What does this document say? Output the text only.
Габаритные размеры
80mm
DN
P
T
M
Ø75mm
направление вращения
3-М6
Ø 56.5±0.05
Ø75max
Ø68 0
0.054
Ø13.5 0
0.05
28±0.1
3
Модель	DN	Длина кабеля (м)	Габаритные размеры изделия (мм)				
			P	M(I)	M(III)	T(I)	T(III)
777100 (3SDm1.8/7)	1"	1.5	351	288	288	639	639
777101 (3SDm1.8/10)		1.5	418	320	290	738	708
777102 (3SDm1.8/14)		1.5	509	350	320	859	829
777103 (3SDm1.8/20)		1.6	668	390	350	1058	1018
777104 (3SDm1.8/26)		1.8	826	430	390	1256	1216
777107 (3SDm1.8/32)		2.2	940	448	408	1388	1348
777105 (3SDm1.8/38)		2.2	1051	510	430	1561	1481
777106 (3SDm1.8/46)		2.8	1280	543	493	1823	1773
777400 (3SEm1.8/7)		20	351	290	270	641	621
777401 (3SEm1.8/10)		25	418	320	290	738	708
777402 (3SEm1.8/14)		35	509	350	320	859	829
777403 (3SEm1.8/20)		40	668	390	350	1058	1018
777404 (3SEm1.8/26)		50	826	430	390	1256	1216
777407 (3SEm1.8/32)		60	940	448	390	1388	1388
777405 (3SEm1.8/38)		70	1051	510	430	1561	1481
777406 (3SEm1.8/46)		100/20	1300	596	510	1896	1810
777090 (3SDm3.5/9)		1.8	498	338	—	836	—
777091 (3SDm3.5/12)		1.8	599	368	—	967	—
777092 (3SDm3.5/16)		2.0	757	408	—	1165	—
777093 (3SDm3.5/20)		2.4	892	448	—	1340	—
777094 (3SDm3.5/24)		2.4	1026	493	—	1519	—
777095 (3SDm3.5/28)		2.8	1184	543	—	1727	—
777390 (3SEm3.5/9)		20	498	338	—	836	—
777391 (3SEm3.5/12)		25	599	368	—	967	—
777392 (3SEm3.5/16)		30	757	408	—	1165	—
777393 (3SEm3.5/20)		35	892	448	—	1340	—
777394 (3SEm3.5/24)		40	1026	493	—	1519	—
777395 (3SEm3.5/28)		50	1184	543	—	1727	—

-- -- --

Set task: Restate each of the entries above verbatim.

Response to the exercise:
What does this document say? Output the text only.
Габаритные размеры
80mm
DN
P
T
M
Ø75mm
направление вращения
3-М6
Ø 56.5±0.05
Ø75max
Ø68 0
0.054
Ø13.5 0
0.05
28±0.1
3
Модель	DN	Длина кабеля (м)	Габаритные размеры изделия (мм)				
			P	M(I)	M(III)	T(I)	T(III)
777100 (3SDm1.8/7)	1"	1.5	351	288	288	639	639
777101 (3SDm1.8/10)		1.5	418	320	290	738	708
777102 (3SDm1.8/14)		1.5	509	350	320	859	829
777103 (3SDm1.8/20)		1.6	668	390	350	1058	1018
777104 (3SDm1.8/26)		1.8	826	430	390	1256	1216
777107 (3SDm1.8/32)		2.2	940	448	408	1388	1348
777105 (3SDm1.8/38)		2.2	1051	510	430	1561	1481
777106 (3SDm1.8/46)		2.8	1280	543	493	1823	1773
777400 (3SEm1.8/7)		20	351	290	270	641	621
777401 (3SEm1.8/10)		25	418	320	290	738	708
777402 (3SEm1.8/14)		35	509	350	320	859	829
777403 (3SEm1.8/20)		40	668	390	350	1058	1018
777404 (3SEm1.8/26)		50	826	430	390	1256	1216
777407 (3SEm1.8/32)		60	940	448	390	1388	1388
777405 (3SEm1.8/38)		70	1051	510	430	1561	1481
777406 (3SEm1.8/46)		100/20	1300	596	510	1896	1810
777090 (3SDm3.5/9)		1.8	498	338	—	836	—
777091 (3SDm3.5/12)		1.8	599	368	—	967	—
777092 (3SDm3.5/16)		2.0	757	408	—	1165	—
777093 (3SDm3.5/20)		2.4	892	448	—	1340	—
777094 (3SDm3.5/24)		2.4	1026	493	—	1519	—
777095 (3SDm3.5/28)		2.8	1184	543	—	1727	—
777390 (3SEm3.5/9)		20	498	338	—	836	—
777391 (3SEm3.5/12)		25	599	368	—	967	—
777392 (3SEm3.5/16)		30	757	408	—	1165	—
777393 (3SEm3.5/20)		35	892	448	—	1340	—
777394 (3SEm3.5/24)		40	1026	493	—	1519	—
777395 (3SEm3.5/28)		50	1184	543	—	1727	—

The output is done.